**What the task asks**
Write out all records as given; omit images.

(Source records)
## BEGIN

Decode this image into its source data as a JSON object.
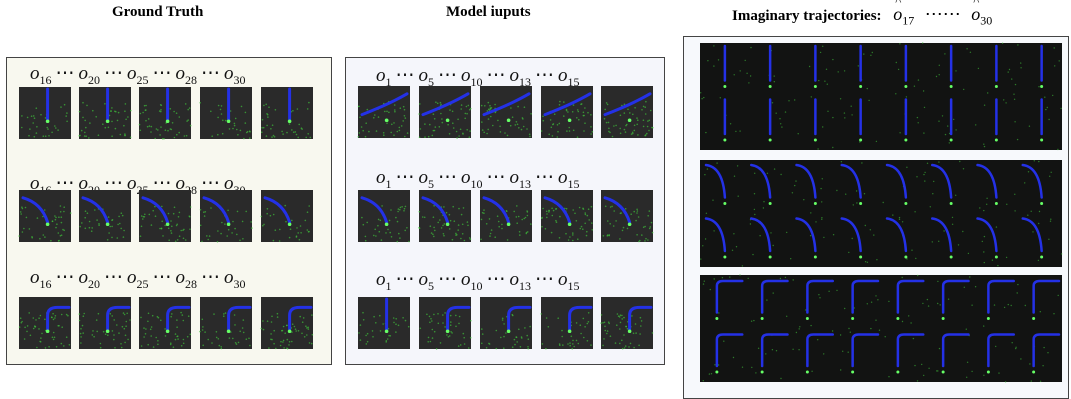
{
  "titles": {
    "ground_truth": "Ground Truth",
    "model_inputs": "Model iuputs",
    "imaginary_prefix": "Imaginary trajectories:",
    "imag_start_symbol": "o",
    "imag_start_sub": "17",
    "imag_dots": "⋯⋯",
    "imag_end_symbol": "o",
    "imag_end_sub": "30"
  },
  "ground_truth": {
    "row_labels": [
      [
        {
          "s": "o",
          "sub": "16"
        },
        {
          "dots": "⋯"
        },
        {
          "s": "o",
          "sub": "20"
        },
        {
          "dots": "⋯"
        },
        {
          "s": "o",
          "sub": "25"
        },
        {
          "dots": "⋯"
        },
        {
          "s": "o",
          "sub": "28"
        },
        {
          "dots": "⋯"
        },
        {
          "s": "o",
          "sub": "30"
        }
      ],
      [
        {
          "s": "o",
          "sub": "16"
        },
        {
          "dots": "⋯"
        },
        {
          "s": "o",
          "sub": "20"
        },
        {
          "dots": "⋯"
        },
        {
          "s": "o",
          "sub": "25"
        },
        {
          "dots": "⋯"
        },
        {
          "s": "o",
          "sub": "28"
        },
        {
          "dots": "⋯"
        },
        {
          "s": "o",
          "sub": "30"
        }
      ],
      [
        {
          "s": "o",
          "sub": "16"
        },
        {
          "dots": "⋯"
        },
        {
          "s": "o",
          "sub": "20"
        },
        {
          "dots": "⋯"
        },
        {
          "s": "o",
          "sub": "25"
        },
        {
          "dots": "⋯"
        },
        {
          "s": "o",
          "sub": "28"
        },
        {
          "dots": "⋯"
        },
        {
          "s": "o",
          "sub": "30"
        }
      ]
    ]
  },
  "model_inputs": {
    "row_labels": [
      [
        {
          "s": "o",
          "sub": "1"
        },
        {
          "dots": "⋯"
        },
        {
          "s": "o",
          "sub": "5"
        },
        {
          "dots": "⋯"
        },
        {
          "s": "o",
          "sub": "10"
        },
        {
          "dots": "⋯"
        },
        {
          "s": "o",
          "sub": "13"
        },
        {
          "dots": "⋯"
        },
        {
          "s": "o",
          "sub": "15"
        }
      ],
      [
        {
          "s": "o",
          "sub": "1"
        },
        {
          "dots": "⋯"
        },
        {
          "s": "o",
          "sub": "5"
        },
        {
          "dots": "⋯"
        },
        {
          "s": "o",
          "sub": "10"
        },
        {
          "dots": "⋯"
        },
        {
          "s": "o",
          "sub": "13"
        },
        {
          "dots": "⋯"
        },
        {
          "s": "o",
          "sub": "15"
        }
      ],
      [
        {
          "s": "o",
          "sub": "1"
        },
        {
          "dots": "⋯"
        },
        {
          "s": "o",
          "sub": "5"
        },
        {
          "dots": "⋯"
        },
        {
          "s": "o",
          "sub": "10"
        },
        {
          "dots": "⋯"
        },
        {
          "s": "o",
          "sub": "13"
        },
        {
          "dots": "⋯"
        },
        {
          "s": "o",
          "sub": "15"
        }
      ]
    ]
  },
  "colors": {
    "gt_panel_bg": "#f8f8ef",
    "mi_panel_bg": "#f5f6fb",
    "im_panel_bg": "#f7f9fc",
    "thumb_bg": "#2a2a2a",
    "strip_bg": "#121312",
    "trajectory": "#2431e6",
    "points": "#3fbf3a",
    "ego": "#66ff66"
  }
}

## END

**Response to this task**
Decode this image into its source data as a JSON object.
{
  "titles": {
    "ground_truth": "Ground Truth",
    "model_inputs": "Model iuputs",
    "imaginary_prefix": "Imaginary trajectories:",
    "imag_start_symbol": "o",
    "imag_start_sub": "17",
    "imag_dots": "⋯⋯",
    "imag_end_symbol": "o",
    "imag_end_sub": "30"
  },
  "ground_truth": {
    "row_labels": [
      [
        {
          "s": "o",
          "sub": "16"
        },
        {
          "dots": "⋯"
        },
        {
          "s": "o",
          "sub": "20"
        },
        {
          "dots": "⋯"
        },
        {
          "s": "o",
          "sub": "25"
        },
        {
          "dots": "⋯"
        },
        {
          "s": "o",
          "sub": "28"
        },
        {
          "dots": "⋯"
        },
        {
          "s": "o",
          "sub": "30"
        }
      ],
      [
        {
          "s": "o",
          "sub": "16"
        },
        {
          "dots": "⋯"
        },
        {
          "s": "o",
          "sub": "20"
        },
        {
          "dots": "⋯"
        },
        {
          "s": "o",
          "sub": "25"
        },
        {
          "dots": "⋯"
        },
        {
          "s": "o",
          "sub": "28"
        },
        {
          "dots": "⋯"
        },
        {
          "s": "o",
          "sub": "30"
        }
      ],
      [
        {
          "s": "o",
          "sub": "16"
        },
        {
          "dots": "⋯"
        },
        {
          "s": "o",
          "sub": "20"
        },
        {
          "dots": "⋯"
        },
        {
          "s": "o",
          "sub": "25"
        },
        {
          "dots": "⋯"
        },
        {
          "s": "o",
          "sub": "28"
        },
        {
          "dots": "⋯"
        },
        {
          "s": "o",
          "sub": "30"
        }
      ]
    ]
  },
  "model_inputs": {
    "row_labels": [
      [
        {
          "s": "o",
          "sub": "1"
        },
        {
          "dots": "⋯"
        },
        {
          "s": "o",
          "sub": "5"
        },
        {
          "dots": "⋯"
        },
        {
          "s": "o",
          "sub": "10"
        },
        {
          "dots": "⋯"
        },
        {
          "s": "o",
          "sub": "13"
        },
        {
          "dots": "⋯"
        },
        {
          "s": "o",
          "sub": "15"
        }
      ],
      [
        {
          "s": "o",
          "sub": "1"
        },
        {
          "dots": "⋯"
        },
        {
          "s": "o",
          "sub": "5"
        },
        {
          "dots": "⋯"
        },
        {
          "s": "o",
          "sub": "10"
        },
        {
          "dots": "⋯"
        },
        {
          "s": "o",
          "sub": "13"
        },
        {
          "dots": "⋯"
        },
        {
          "s": "o",
          "sub": "15"
        }
      ],
      [
        {
          "s": "o",
          "sub": "1"
        },
        {
          "dots": "⋯"
        },
        {
          "s": "o",
          "sub": "5"
        },
        {
          "dots": "⋯"
        },
        {
          "s": "o",
          "sub": "10"
        },
        {
          "dots": "⋯"
        },
        {
          "s": "o",
          "sub": "13"
        },
        {
          "dots": "⋯"
        },
        {
          "s": "o",
          "sub": "15"
        }
      ]
    ]
  },
  "colors": {
    "gt_panel_bg": "#f8f8ef",
    "mi_panel_bg": "#f5f6fb",
    "im_panel_bg": "#f7f9fc",
    "thumb_bg": "#2a2a2a",
    "strip_bg": "#121312",
    "trajectory": "#2431e6",
    "points": "#3fbf3a",
    "ego": "#66ff66"
  }
}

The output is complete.